[Records excerpted from a collection]
** Start **
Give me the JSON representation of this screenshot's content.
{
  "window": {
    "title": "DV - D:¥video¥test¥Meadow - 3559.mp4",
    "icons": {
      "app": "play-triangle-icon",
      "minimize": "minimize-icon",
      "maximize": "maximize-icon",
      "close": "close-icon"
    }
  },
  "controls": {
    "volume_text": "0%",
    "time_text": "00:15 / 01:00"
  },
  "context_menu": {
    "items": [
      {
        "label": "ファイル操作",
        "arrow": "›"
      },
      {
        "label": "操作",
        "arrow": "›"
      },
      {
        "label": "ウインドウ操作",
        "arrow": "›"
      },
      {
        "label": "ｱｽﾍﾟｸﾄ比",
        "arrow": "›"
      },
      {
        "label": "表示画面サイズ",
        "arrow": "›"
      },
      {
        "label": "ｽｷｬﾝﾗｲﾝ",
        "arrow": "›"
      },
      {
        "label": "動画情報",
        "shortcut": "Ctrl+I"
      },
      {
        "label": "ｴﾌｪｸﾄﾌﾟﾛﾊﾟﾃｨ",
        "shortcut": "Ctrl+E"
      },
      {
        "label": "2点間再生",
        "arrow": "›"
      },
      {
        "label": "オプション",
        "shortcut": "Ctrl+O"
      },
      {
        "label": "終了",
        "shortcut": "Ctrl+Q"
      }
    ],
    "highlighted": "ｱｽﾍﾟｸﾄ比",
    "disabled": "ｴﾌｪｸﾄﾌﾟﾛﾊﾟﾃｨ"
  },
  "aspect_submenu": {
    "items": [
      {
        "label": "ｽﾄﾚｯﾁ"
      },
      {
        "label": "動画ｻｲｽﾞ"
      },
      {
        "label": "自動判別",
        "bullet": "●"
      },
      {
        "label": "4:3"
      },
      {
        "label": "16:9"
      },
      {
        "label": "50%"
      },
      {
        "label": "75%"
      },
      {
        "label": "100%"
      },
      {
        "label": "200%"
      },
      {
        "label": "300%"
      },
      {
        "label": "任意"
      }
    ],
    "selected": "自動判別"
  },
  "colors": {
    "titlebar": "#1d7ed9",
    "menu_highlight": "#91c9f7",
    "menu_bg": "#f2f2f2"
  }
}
** End **
** Start **
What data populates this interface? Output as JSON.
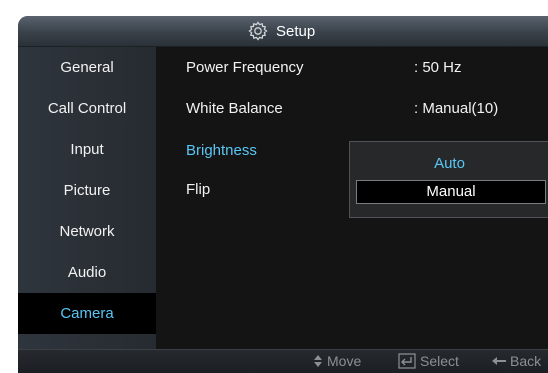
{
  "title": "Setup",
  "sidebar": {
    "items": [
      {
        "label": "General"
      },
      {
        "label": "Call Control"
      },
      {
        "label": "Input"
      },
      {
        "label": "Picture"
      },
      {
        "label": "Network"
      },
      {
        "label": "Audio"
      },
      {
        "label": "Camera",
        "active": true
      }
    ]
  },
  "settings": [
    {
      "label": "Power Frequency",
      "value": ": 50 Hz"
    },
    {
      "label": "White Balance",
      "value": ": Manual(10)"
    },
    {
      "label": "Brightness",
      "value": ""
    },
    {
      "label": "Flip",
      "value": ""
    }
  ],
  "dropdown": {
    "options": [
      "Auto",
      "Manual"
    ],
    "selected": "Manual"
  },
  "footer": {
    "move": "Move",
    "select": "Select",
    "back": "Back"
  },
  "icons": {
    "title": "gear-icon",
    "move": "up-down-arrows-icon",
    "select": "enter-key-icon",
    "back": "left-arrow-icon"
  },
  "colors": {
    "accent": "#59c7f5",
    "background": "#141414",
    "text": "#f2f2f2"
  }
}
** End **
** Start **
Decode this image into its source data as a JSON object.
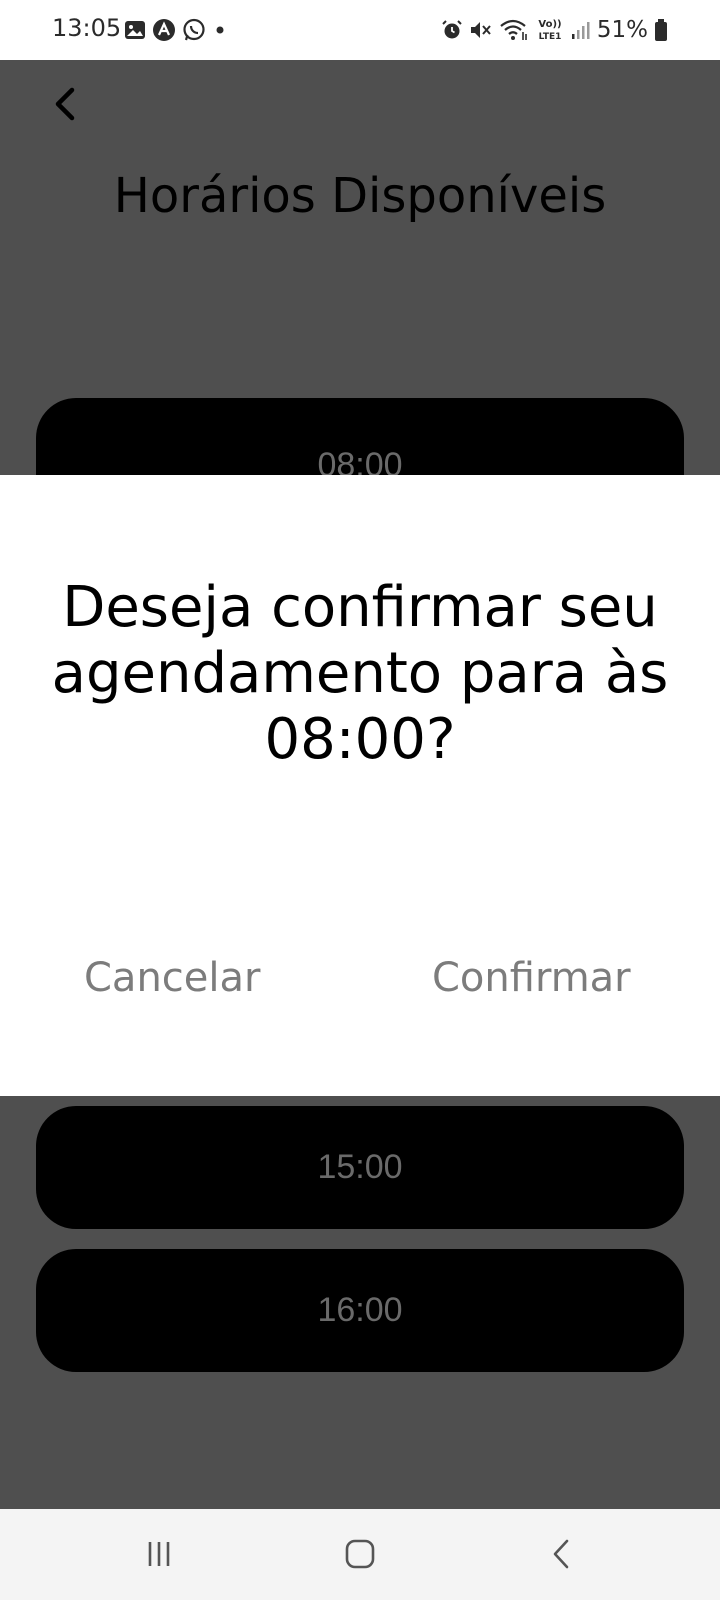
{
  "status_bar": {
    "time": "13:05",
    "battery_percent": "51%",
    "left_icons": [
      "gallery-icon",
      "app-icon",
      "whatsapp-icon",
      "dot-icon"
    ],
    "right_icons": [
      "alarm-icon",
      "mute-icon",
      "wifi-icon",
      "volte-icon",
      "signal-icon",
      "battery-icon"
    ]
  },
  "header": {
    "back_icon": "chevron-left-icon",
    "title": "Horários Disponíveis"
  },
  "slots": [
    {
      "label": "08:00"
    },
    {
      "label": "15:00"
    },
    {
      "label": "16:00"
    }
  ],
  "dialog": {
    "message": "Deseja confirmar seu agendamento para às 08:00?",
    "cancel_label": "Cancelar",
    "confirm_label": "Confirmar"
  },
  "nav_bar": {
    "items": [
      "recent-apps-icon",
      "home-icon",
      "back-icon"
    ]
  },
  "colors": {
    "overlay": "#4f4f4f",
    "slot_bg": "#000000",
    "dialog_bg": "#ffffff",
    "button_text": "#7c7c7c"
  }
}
** End **
> **WHAT THE TASK REQUIRES**: Copy out each line in the listing that has the word "shortcut".

> **COMPLETE RESPONSE**:
        "shortcut": "Ctrl+I"
        "shortcut": "Ctrl+E"
        "shortcut": "Ctrl+O"
        "shortcut": "Ctrl+Q"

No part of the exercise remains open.